- **WHAT THE EXERCISE ASKS**:
Without the pictures, print each of the records below exactly as it appears.

-- BEGIN --

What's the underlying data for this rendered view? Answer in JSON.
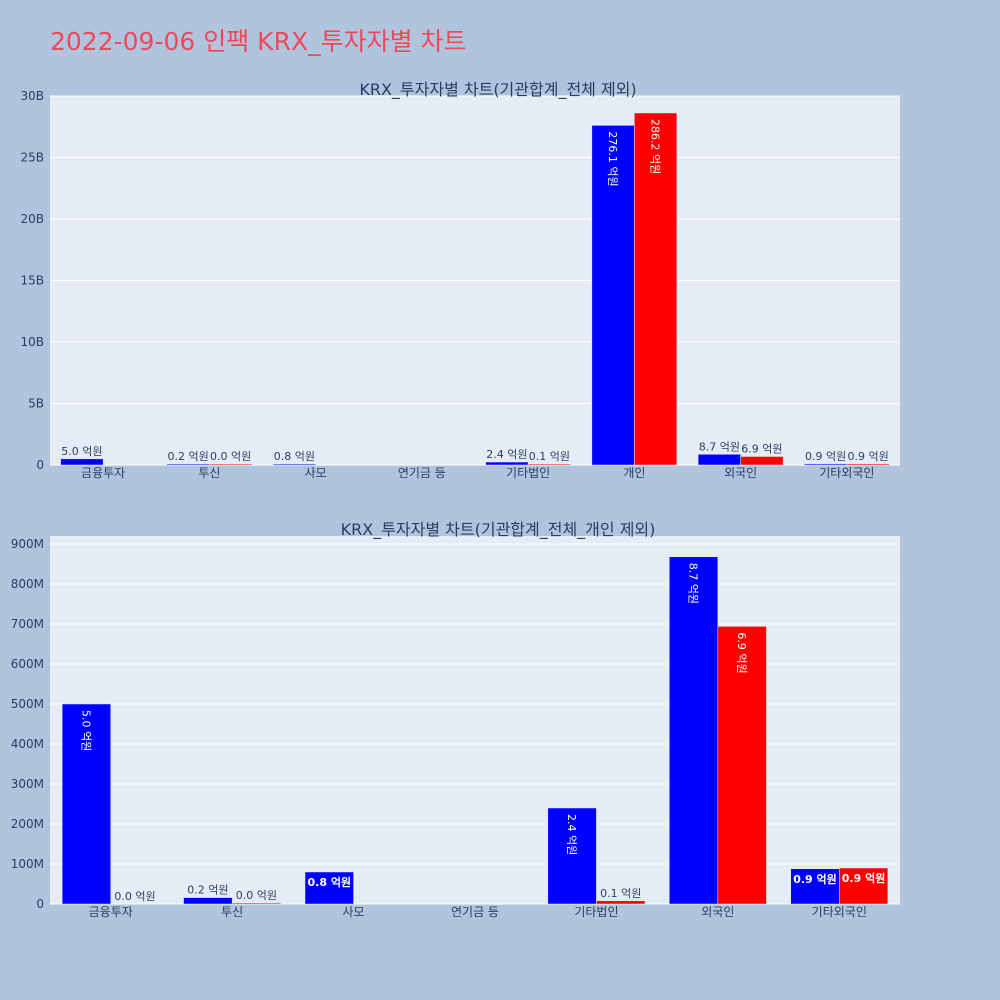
{
  "page": {
    "title": "2022-09-06 인팩 KRX_투자자별 차트"
  },
  "colors": {
    "buy": "#0000ff",
    "sell": "#ff0000",
    "background": "#b0c4de",
    "plot": "#e5ecf6",
    "title": "#ef4959"
  },
  "chart_data": [
    {
      "type": "bar",
      "title": "KRX_투자자별 차트(기관합계_전체 제외)",
      "categories": [
        "금융투자",
        "투신",
        "사모",
        "연기금 등",
        "기타법인",
        "개인",
        "외국인",
        "기타외국인"
      ],
      "series": [
        {
          "values": [
            500000000,
            20000000,
            80000000,
            0,
            240000000,
            27610000000,
            870000000,
            90000000
          ],
          "labels": [
            "5.0 억원",
            "0.2 억원",
            "0.8 억원",
            "",
            "2.4 억원",
            "276.1 억원",
            "8.7 억원",
            "0.9 억원"
          ]
        },
        {
          "values": [
            0,
            2000000,
            0,
            0,
            8000000,
            28620000000,
            690000000,
            90000000
          ],
          "labels": [
            "",
            "0.0 억원",
            "",
            "",
            "0.1 억원",
            "286.2 억원",
            "6.9 억원",
            "0.9 억원"
          ]
        }
      ],
      "yticks": [
        0,
        5000000000,
        10000000000,
        15000000000,
        20000000000,
        25000000000,
        30000000000
      ],
      "ytick_labels": [
        "0",
        "5B",
        "10B",
        "15B",
        "20B",
        "25B",
        "30B"
      ],
      "ylim": [
        0,
        30000000000
      ],
      "grid": true,
      "xlabel": "",
      "ylabel": ""
    },
    {
      "type": "bar",
      "title": "KRX_투자자별 차트(기관합계_전체_개인 제외)",
      "categories": [
        "금융투자",
        "투신",
        "사모",
        "연기금 등",
        "기타법인",
        "외국인",
        "기타외국인"
      ],
      "series": [
        {
          "values": [
            500000000,
            16000000,
            80000000,
            0,
            240000000,
            868000000,
            88000000
          ],
          "labels": [
            "5.0 억원",
            "0.2 억원",
            "0.8 억원",
            "",
            "2.4 억원",
            "8.7 억원",
            "0.9 억원"
          ]
        },
        {
          "values": [
            0,
            2000000,
            0,
            0,
            8000000,
            694000000,
            90000000
          ],
          "labels": [
            "0.0 억원",
            "0.0 억원",
            "",
            "",
            "0.1 억원",
            "6.9 억원",
            "0.9 억원"
          ]
        }
      ],
      "yticks": [
        0,
        100000000,
        200000000,
        300000000,
        400000000,
        500000000,
        600000000,
        700000000,
        800000000,
        900000000
      ],
      "ytick_labels": [
        "0",
        "100M",
        "200M",
        "300M",
        "400M",
        "500M",
        "600M",
        "700M",
        "800M",
        "900M"
      ],
      "ylim": [
        0,
        920000000
      ],
      "grid": true,
      "xlabel": "",
      "ylabel": ""
    }
  ]
}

-- END --

- **ANSWER FOR THIS EXERCISE**:
What's the underlying data for this rendered view? Answer in JSON.
{
  "page": {
    "title": "2022-09-06 인팩 KRX_투자자별 차트"
  },
  "colors": {
    "buy": "#0000ff",
    "sell": "#ff0000",
    "background": "#b0c4de",
    "plot": "#e5ecf6",
    "title": "#ef4959"
  },
  "chart_data": [
    {
      "type": "bar",
      "title": "KRX_투자자별 차트(기관합계_전체 제외)",
      "categories": [
        "금융투자",
        "투신",
        "사모",
        "연기금 등",
        "기타법인",
        "개인",
        "외국인",
        "기타외국인"
      ],
      "series": [
        {
          "values": [
            500000000,
            20000000,
            80000000,
            0,
            240000000,
            27610000000,
            870000000,
            90000000
          ],
          "labels": [
            "5.0 억원",
            "0.2 억원",
            "0.8 억원",
            "",
            "2.4 억원",
            "276.1 억원",
            "8.7 억원",
            "0.9 억원"
          ]
        },
        {
          "values": [
            0,
            2000000,
            0,
            0,
            8000000,
            28620000000,
            690000000,
            90000000
          ],
          "labels": [
            "",
            "0.0 억원",
            "",
            "",
            "0.1 억원",
            "286.2 억원",
            "6.9 억원",
            "0.9 억원"
          ]
        }
      ],
      "yticks": [
        0,
        5000000000,
        10000000000,
        15000000000,
        20000000000,
        25000000000,
        30000000000
      ],
      "ytick_labels": [
        "0",
        "5B",
        "10B",
        "15B",
        "20B",
        "25B",
        "30B"
      ],
      "ylim": [
        0,
        30000000000
      ],
      "grid": true,
      "xlabel": "",
      "ylabel": ""
    },
    {
      "type": "bar",
      "title": "KRX_투자자별 차트(기관합계_전체_개인 제외)",
      "categories": [
        "금융투자",
        "투신",
        "사모",
        "연기금 등",
        "기타법인",
        "외국인",
        "기타외국인"
      ],
      "series": [
        {
          "values": [
            500000000,
            16000000,
            80000000,
            0,
            240000000,
            868000000,
            88000000
          ],
          "labels": [
            "5.0 억원",
            "0.2 억원",
            "0.8 억원",
            "",
            "2.4 억원",
            "8.7 억원",
            "0.9 억원"
          ]
        },
        {
          "values": [
            0,
            2000000,
            0,
            0,
            8000000,
            694000000,
            90000000
          ],
          "labels": [
            "0.0 억원",
            "0.0 억원",
            "",
            "",
            "0.1 억원",
            "6.9 억원",
            "0.9 억원"
          ]
        }
      ],
      "yticks": [
        0,
        100000000,
        200000000,
        300000000,
        400000000,
        500000000,
        600000000,
        700000000,
        800000000,
        900000000
      ],
      "ytick_labels": [
        "0",
        "100M",
        "200M",
        "300M",
        "400M",
        "500M",
        "600M",
        "700M",
        "800M",
        "900M"
      ],
      "ylim": [
        0,
        920000000
      ],
      "grid": true,
      "xlabel": "",
      "ylabel": ""
    }
  ]
}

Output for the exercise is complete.